(EXERCISE)
List each line of the data that holds the word "name".

[Dataset listings of figures]

-- START --

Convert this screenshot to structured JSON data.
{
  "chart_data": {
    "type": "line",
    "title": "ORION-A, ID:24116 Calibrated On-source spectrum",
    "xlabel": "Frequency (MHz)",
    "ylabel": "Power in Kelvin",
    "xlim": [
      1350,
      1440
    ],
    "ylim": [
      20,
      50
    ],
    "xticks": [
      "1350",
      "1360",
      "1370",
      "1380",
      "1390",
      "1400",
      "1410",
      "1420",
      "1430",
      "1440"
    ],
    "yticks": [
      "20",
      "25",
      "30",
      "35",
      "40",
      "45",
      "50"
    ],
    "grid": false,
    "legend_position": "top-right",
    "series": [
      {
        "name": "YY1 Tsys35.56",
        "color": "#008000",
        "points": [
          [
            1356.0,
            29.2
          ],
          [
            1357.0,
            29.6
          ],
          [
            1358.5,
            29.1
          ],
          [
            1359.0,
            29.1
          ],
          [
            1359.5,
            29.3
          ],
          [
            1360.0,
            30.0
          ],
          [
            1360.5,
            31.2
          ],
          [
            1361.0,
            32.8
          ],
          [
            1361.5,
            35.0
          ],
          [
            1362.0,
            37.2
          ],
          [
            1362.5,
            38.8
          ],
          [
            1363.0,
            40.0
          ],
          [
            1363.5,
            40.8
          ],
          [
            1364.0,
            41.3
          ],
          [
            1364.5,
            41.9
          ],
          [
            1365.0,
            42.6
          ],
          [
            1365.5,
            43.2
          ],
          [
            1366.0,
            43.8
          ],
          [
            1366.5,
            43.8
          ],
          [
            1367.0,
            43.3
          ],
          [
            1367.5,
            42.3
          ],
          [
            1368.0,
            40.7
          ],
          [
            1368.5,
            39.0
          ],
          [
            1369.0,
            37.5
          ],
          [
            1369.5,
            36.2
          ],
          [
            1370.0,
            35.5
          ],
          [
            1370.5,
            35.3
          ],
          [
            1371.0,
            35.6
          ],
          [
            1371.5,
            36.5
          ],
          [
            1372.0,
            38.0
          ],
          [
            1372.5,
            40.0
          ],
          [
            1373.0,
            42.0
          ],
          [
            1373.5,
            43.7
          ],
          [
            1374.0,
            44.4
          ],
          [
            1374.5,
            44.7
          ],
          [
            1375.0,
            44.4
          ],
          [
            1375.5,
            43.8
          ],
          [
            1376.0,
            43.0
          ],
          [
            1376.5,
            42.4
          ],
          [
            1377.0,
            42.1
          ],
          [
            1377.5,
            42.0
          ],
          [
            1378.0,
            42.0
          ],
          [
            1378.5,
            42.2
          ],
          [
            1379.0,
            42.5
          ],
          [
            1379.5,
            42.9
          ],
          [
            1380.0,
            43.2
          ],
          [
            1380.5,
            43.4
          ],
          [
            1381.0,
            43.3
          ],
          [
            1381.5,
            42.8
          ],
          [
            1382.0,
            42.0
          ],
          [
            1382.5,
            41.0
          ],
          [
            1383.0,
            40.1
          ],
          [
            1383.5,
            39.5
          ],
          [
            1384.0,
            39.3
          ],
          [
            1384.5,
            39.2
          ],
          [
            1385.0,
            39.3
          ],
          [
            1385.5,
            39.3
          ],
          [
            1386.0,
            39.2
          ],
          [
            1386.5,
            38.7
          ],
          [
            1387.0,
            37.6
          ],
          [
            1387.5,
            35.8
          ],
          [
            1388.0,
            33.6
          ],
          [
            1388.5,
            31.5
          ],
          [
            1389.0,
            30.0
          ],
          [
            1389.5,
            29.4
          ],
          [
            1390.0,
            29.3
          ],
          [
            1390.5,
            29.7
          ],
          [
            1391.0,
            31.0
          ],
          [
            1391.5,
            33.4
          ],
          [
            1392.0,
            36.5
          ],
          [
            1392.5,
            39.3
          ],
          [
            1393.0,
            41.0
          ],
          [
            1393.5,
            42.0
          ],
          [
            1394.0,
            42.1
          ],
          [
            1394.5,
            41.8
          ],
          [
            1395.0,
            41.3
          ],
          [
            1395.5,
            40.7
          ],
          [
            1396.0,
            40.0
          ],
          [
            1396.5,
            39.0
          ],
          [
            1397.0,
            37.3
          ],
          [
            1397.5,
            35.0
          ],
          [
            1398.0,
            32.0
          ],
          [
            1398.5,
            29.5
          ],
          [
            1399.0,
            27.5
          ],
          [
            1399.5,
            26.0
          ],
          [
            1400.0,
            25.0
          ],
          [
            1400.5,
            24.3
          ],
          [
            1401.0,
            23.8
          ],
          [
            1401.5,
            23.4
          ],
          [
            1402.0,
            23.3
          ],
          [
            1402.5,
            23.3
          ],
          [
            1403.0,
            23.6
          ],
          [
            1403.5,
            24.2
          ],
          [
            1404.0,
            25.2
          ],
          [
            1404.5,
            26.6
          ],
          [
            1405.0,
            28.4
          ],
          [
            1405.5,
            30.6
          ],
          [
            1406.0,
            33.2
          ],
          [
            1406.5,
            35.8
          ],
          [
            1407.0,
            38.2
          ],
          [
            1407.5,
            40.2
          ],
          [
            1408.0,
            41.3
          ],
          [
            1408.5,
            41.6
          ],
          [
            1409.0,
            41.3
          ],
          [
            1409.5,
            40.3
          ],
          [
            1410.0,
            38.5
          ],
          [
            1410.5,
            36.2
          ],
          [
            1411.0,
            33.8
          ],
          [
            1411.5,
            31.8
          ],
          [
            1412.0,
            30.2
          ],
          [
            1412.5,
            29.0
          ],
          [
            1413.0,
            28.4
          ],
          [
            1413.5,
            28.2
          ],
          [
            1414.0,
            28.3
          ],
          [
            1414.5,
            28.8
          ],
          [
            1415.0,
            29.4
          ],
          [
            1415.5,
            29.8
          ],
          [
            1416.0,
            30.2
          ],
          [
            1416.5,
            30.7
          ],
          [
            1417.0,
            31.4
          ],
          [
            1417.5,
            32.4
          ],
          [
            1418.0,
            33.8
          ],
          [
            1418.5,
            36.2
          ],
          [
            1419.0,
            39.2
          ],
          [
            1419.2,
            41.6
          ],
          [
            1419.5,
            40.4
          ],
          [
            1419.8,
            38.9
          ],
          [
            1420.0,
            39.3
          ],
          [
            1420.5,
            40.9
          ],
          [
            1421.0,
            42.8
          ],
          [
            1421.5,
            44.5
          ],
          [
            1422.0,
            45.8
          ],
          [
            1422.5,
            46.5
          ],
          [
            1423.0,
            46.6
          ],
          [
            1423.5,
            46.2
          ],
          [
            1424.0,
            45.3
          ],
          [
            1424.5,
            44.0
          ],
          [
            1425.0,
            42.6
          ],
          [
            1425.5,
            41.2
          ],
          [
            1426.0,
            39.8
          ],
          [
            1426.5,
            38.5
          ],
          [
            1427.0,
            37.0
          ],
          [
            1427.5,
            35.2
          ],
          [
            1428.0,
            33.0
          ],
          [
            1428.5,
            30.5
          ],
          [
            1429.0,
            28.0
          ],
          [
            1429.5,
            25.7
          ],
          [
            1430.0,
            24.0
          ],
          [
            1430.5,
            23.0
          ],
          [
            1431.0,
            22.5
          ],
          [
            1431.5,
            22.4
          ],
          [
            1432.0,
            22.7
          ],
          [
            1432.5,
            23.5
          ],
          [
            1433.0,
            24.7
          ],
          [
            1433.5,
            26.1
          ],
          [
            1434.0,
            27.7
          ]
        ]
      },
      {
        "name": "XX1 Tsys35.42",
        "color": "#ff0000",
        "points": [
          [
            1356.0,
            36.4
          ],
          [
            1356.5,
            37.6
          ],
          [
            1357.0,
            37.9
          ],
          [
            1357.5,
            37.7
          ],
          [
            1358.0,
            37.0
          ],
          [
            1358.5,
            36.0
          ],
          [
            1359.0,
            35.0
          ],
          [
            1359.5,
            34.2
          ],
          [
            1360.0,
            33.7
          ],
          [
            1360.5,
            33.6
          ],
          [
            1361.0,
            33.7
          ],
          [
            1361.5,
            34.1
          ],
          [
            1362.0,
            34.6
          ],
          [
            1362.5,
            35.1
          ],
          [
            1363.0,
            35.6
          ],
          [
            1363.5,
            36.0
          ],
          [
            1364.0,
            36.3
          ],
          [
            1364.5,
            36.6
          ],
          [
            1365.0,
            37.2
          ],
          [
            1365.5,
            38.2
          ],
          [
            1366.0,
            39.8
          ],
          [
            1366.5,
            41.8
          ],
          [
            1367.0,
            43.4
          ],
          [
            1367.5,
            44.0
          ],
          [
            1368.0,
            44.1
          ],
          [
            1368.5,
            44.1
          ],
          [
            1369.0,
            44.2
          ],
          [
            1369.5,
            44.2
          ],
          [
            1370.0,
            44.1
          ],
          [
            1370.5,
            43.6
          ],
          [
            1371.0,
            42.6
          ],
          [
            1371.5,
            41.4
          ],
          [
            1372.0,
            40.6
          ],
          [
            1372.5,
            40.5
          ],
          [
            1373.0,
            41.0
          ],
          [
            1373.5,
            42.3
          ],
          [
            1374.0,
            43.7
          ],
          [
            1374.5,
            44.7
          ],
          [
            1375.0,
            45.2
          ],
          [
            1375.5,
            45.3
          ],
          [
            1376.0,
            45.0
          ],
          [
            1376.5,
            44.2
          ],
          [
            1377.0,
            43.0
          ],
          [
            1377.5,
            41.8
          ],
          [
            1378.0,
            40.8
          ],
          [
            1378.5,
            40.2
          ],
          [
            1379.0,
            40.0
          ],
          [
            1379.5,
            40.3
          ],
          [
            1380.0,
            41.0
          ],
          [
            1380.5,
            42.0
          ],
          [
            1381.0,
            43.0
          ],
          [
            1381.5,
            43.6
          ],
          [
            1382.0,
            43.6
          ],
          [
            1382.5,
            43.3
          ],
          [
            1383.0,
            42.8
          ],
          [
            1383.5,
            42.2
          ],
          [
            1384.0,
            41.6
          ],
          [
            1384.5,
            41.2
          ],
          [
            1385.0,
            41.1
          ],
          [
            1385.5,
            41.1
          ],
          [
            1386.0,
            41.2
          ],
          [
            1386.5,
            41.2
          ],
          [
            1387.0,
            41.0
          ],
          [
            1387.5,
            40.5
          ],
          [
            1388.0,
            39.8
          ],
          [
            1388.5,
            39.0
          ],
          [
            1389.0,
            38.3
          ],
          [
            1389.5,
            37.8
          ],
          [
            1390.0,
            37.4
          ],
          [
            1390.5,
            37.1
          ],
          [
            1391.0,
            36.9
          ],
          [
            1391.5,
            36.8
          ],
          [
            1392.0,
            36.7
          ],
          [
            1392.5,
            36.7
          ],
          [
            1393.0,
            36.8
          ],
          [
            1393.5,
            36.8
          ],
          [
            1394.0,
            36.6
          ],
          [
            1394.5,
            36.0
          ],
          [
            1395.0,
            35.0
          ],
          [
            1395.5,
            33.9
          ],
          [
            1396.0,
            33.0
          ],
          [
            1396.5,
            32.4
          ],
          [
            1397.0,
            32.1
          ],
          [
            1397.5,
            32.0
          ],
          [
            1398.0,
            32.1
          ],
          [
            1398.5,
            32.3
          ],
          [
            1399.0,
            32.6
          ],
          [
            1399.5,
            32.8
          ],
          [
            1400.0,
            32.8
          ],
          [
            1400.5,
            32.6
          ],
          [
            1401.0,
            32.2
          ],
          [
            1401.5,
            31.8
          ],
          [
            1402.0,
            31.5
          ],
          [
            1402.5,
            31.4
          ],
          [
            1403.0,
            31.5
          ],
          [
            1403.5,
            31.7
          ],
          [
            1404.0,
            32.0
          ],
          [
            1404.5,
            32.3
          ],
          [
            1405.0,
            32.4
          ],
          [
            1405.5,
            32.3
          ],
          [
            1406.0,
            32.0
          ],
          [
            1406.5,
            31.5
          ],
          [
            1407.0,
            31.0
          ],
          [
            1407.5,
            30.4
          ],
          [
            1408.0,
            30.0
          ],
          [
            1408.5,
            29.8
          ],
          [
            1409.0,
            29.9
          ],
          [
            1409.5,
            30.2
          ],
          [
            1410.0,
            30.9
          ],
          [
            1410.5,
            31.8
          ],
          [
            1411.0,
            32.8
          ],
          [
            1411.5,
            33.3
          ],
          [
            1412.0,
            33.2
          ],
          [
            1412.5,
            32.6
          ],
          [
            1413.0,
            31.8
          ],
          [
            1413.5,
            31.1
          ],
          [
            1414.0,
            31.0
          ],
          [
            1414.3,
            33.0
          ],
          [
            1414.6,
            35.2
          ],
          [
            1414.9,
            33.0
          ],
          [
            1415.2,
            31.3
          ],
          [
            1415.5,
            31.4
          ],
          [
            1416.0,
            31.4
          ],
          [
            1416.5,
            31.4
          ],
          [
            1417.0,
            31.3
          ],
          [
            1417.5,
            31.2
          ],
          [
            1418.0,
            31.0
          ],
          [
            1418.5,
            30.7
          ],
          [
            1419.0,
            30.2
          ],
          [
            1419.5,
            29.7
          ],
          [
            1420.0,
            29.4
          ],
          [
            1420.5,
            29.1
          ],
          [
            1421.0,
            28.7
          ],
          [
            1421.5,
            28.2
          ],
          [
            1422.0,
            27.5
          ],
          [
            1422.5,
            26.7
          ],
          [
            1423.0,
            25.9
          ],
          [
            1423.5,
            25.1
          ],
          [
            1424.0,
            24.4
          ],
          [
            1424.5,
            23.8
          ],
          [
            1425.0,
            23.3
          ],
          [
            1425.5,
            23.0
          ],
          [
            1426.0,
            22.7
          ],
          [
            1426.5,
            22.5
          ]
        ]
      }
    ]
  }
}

-- END --

(THE RESULT)
        "name": "YY1 Tsys35.56",
        "name": "XX1 Tsys35.42",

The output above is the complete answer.